§ **Problem statement**:
Put every line of the records from the one containing "674, 866, 692]" down to the one containing "71, 343, 99]", both included, into a Markdown table with columns Row and Line. Number each row, and leave out blank lines.

§ **Data lines**:
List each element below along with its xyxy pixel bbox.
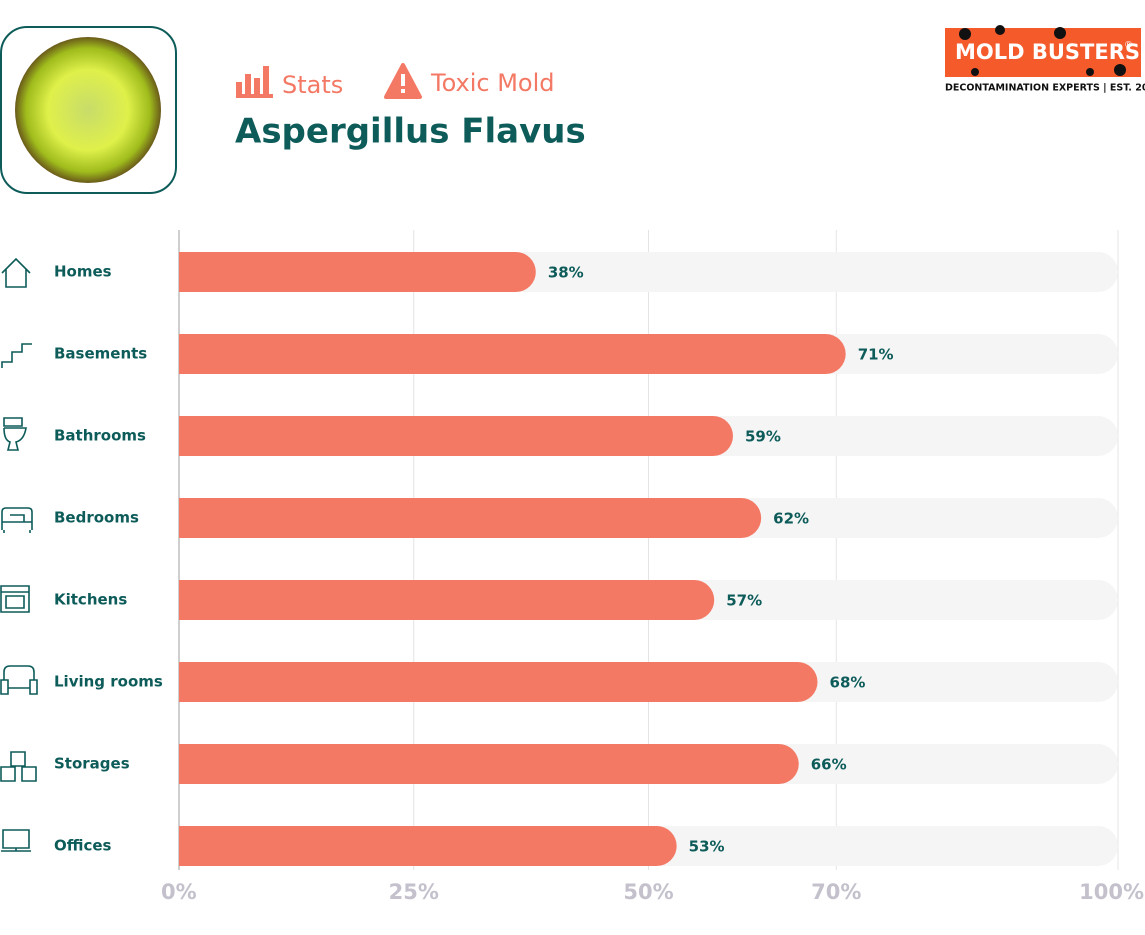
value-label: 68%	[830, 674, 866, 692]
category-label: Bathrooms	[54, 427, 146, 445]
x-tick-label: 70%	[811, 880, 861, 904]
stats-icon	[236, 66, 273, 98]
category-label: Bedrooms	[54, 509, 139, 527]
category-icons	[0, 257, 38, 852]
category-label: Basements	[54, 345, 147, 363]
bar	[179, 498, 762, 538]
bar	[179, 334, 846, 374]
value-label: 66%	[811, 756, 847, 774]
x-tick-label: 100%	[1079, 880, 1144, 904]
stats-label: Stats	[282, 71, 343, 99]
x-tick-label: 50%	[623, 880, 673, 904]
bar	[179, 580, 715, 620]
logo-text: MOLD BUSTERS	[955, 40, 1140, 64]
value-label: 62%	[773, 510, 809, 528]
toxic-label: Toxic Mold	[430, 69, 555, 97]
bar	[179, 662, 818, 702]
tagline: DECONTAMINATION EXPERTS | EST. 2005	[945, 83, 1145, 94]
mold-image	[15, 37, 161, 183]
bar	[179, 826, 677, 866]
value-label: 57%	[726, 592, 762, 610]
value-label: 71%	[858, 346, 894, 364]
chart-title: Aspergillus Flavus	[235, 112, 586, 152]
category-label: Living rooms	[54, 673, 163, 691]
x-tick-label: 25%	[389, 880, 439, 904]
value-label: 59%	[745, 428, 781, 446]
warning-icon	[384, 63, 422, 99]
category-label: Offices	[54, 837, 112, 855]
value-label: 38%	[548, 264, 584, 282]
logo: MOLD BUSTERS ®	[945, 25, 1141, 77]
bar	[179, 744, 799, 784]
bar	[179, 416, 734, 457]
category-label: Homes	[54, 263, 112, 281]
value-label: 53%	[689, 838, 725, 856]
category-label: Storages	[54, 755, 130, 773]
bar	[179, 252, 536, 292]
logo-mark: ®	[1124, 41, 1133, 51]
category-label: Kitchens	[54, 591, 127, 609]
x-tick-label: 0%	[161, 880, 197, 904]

§ **Correct output**:
| Row | Line |
|---|---|
| 1 | value-label: 68%	[830, 674, 866, 692] |
| 2 | category-label: Bathrooms	[54, 427, 146, 445] |
| 3 | x-tick-label: 70%	[811, 880, 861, 904] |
| 4 | stats-icon	[236, 66, 273, 98] |
| 5 | category-label: Bedrooms	[54, 509, 139, 527] |
| 6 | category-icons	[0, 257, 38, 852] |
| 7 | category-label: Basements	[54, 345, 147, 363] |
| 8 | bar	[179, 498, 762, 538] |
| 9 | bar	[179, 334, 846, 374] |
| 10 | value-label: 66%	[811, 756, 847, 774] |
| 11 | x-tick-label: 100%	[1079, 880, 1144, 904] |
| 12 | stats-label: Stats	[282, 71, 343, 99] |